## [REQUIRED TASK]
In the records below, work out how many lines hold the word "offer". Report the number alone.

Recorded data

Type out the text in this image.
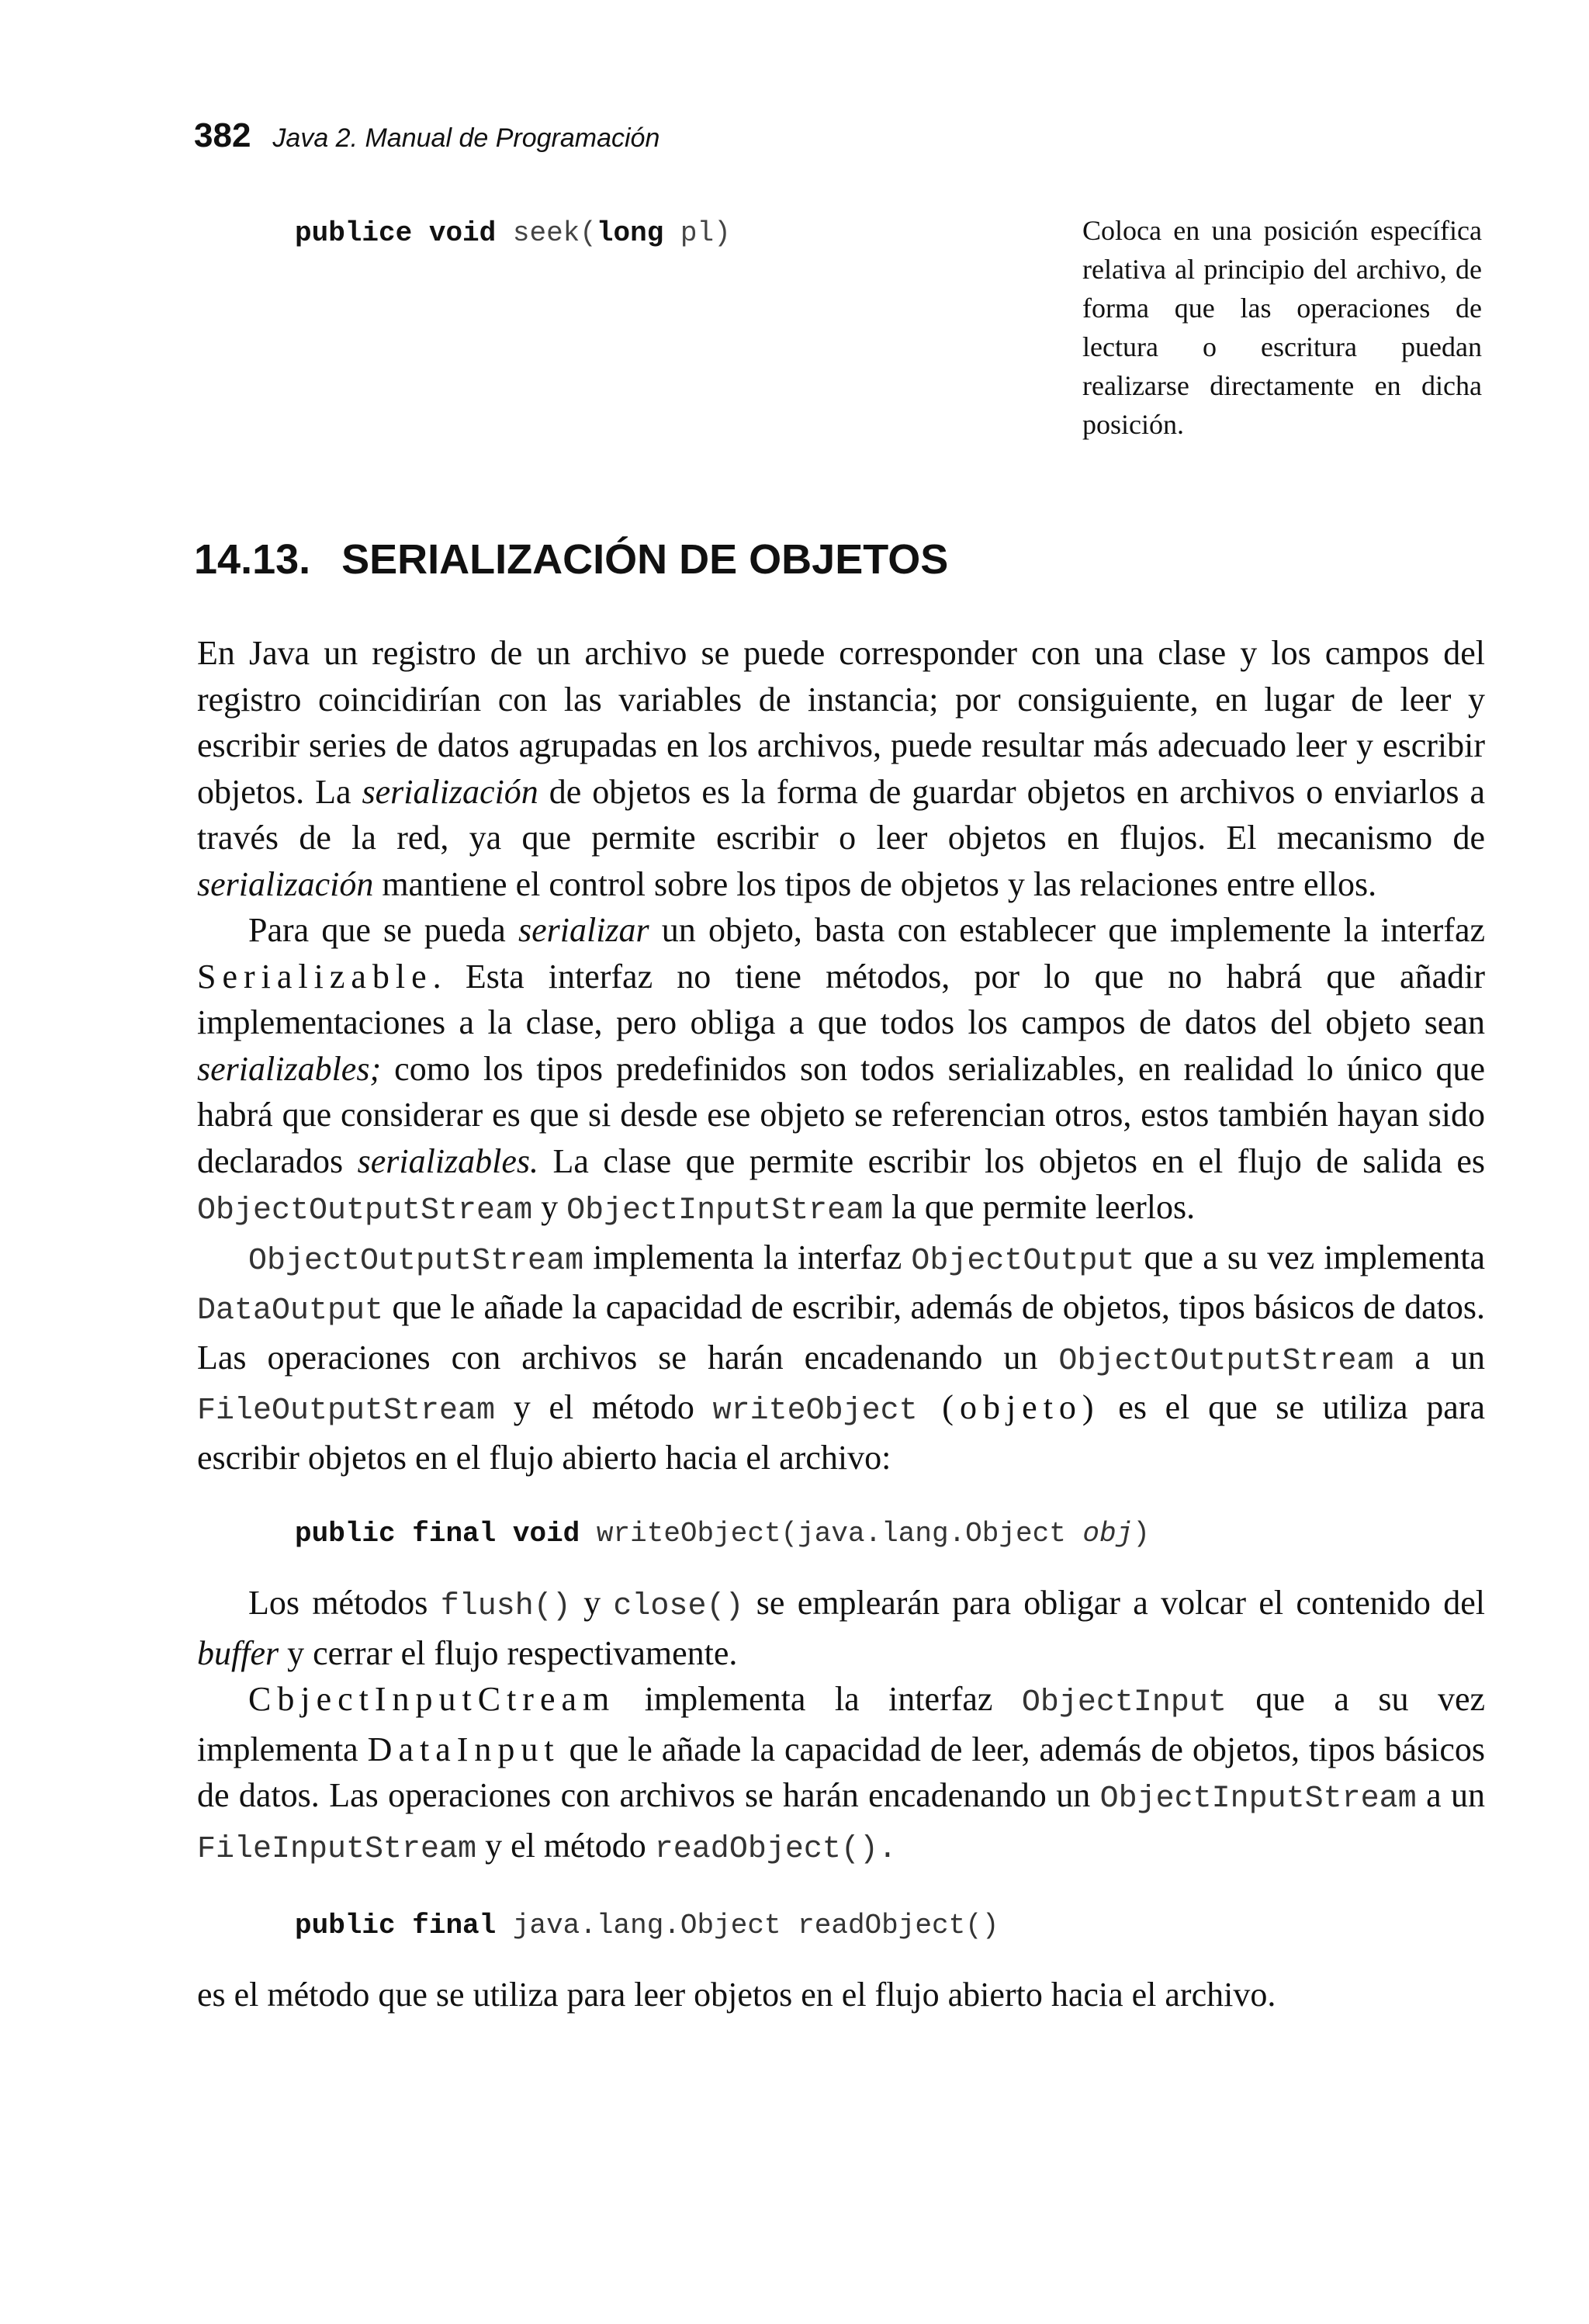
382 Java 2. Manual de Programación
publice void seek(long pl)	Coloca en una posición específica relativa al principio del archivo, de forma que las operaciones de lectura o escritura puedan realizarse directamente en dicha posición.
14.13. SERIALIZACIÓN DE OBJETOS

En Java un registro de un archivo se puede corresponder con una clase y los campos del registro coincidirían con las variables de instancia; por consiguiente, en lugar de leer y escribir series de datos agrupadas en los archivos, puede resultar más adecuado leer y escribir objetos. La serialización de objetos es la forma de guardar objetos en archivos o enviarlos a través de la red, ya que permite escribir o leer objetos en flujos. El mecanismo de serialización mantiene el control sobre los tipos de objetos y las relaciones entre ellos.

Para que se pueda serializar un objeto, basta con establecer que implemente la interfaz Serializable. Esta interfaz no tiene métodos, por lo que no habrá que añadir implementaciones a la clase, pero obliga a que todos los campos de datos del objeto sean serializables; como los tipos predefinidos son todos serializables, en realidad lo único que habrá que considerar es que si desde ese objeto se referencian otros, estos también hayan sido declarados serializables. La clase que permite escribir los objetos en el flujo de salida es ObjectOutputStream y ObjectInputStream la que permite leerlos.

ObjectOutputStream implementa la interfaz ObjectOutput que a su vez implementa DataOutput que le añade la capacidad de escribir, además de objetos, tipos básicos de datos. Las operaciones con archivos se harán encadenando un ObjectOutputStream a un FileOutputStream y el método writeObject (objeto) es el que se utiliza para escribir objetos en el flujo abierto hacia el archivo:

public final void writeObject(java.lang.Object obj)

Los métodos flush() y close() se emplearán para obligar a volcar el contenido del buffer y cerrar el flujo respectivamente.

CbjectInputCtream implementa la interfaz ObjectInput que a su vez implementa DataInput que le añade la capacidad de leer, además de objetos, tipos básicos de datos. Las operaciones con archivos se harán encadenando un ObjectInputStream a un FileInputStream y el método readObject().

public final java.lang.Object readObject()

es el método que se utiliza para leer objetos en el flujo abierto hacia el archivo.
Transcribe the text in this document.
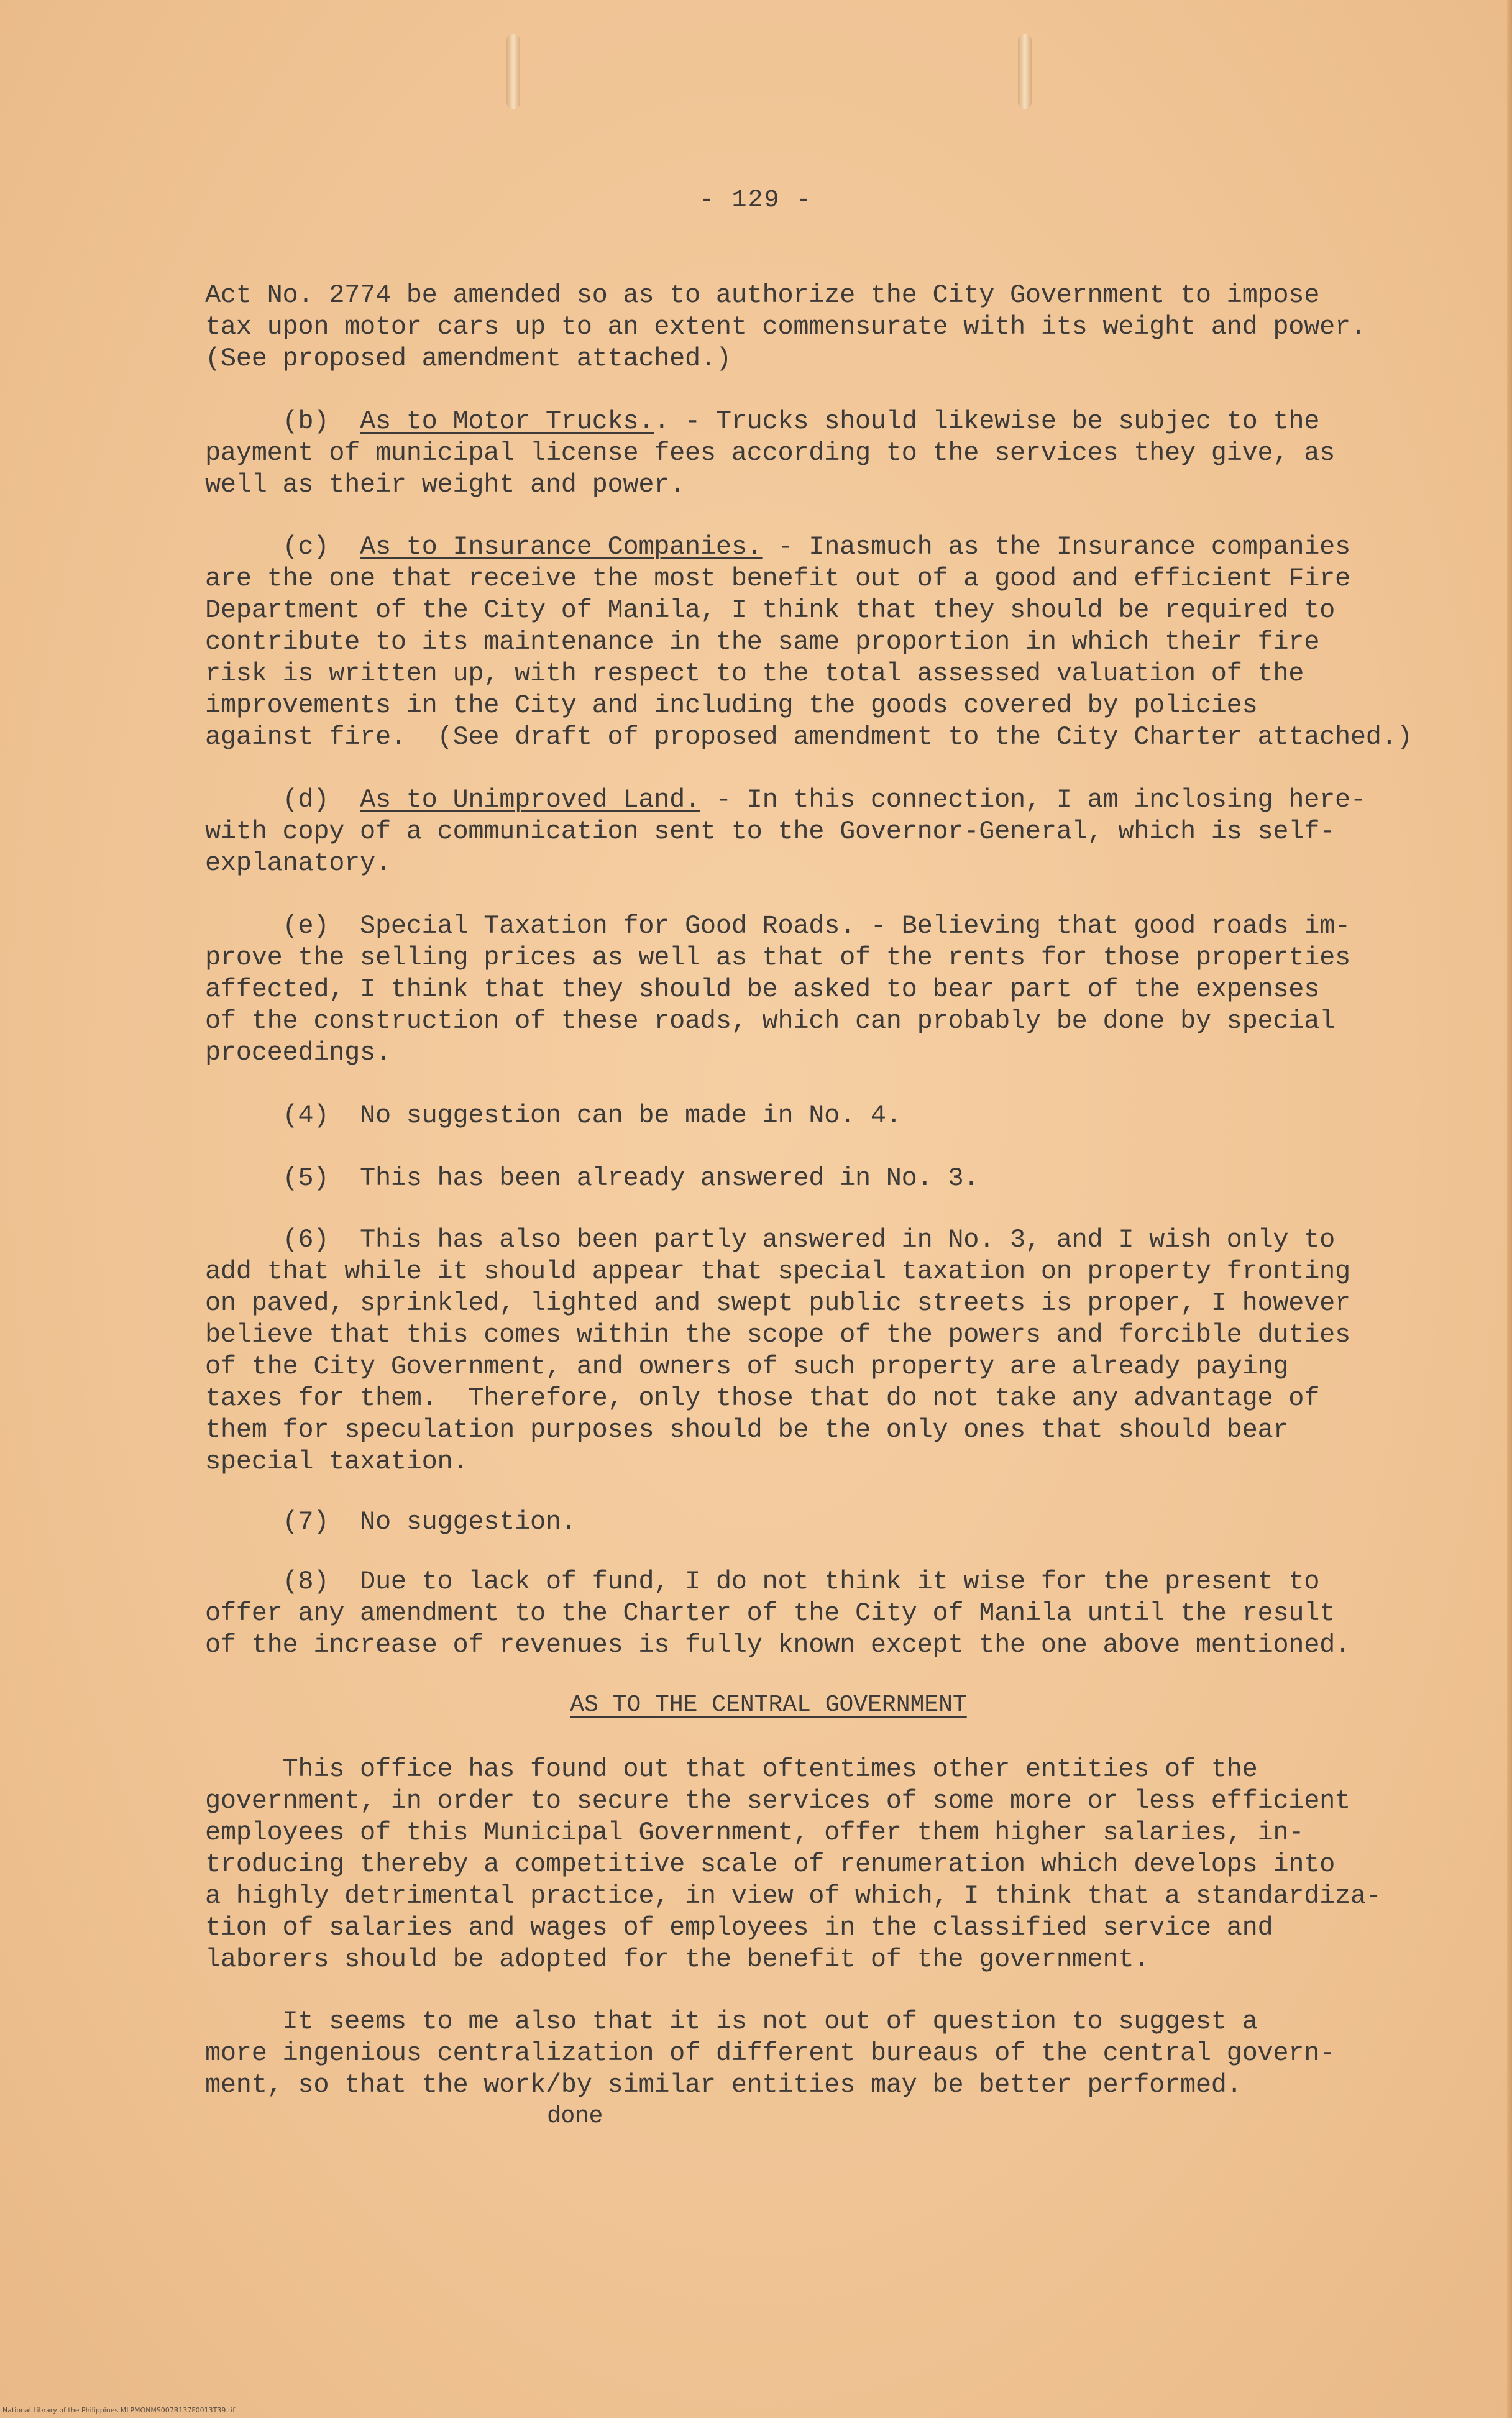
- 129 -

Act No. 2774 be amended so as to authorize the City Government to impose
tax upon motor cars up to an extent commensurate with its weight and power.
(See proposed amendment attached.)

(b) As to Motor Trucks.. - Trucks should likewise be subjec to the
payment of municipal license fees according to the services they give, as
well as their weight and power.

(c) As to Insurance Companies. - Inasmuch as the Insurance companies
are the one that receive the most benefit out of a good and efficient Fire
Department of the City of Manila, I think that they should be required to
contribute to its maintenance in the same proportion in which their fire
risk is written up, with respect to the total assessed valuation of the
improvements in the City and including the goods covered by policies
against fire.  (See draft of proposed amendment to the City Charter attached.)

(d) As to Unimproved Land. - In this connection, I am inclosing here-
with copy of a communication sent to the Governor-General, which is self-
explanatory.

(e)  Special Taxation for Good Roads. - Believing that good roads im-
prove the selling prices as well as that of the rents for those properties
affected, I think that they should be asked to bear part of the expenses
of the construction of these roads, which can probably be done by special
proceedings.

(4)  No suggestion can be made in No. 4.

(5)  This has been already answered in No. 3.

(6)  This has also been partly answered in No. 3, and I wish only to
add that while it should appear that special taxation on property fronting
on paved, sprinkled, lighted and swept public streets is proper, I however
believe that this comes within the scope of the powers and forcible duties
of the City Government, and owners of such property are already paying
taxes for them.  Therefore, only those that do not take any advantage of
them for speculation purposes should be the only ones that should bear
special taxation.

(7)  No suggestion.

(8)  Due to lack of fund, I do not think it wise for the present to
offer any amendment to the Charter of the City of Manila until the result
of the increase of revenues is fully known except the one above mentioned.

AS TO THE CENTRAL GOVERNMENT

This office has found out that oftentimes other entities of the
government, in order to secure the services of some more or less efficient
employees of this Municipal Government, offer them higher salaries, in-
troducing thereby a competitive scale of renumeration which develops into
a highly detrimental practice, in view of which, I think that a standardiza-
tion of salaries and wages of employees in the classified service and
laborers should be adopted for the benefit of the government.

It seems to me also that it is not out of question to suggest a
more ingenious centralization of different bureaus of the central govern-
ment, so that the work/by similar entities may be better performed.

done
National Library of the Philippines MLPMONMS007B137F0013T39.tif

## [RESPONSE TO THE TASK]
2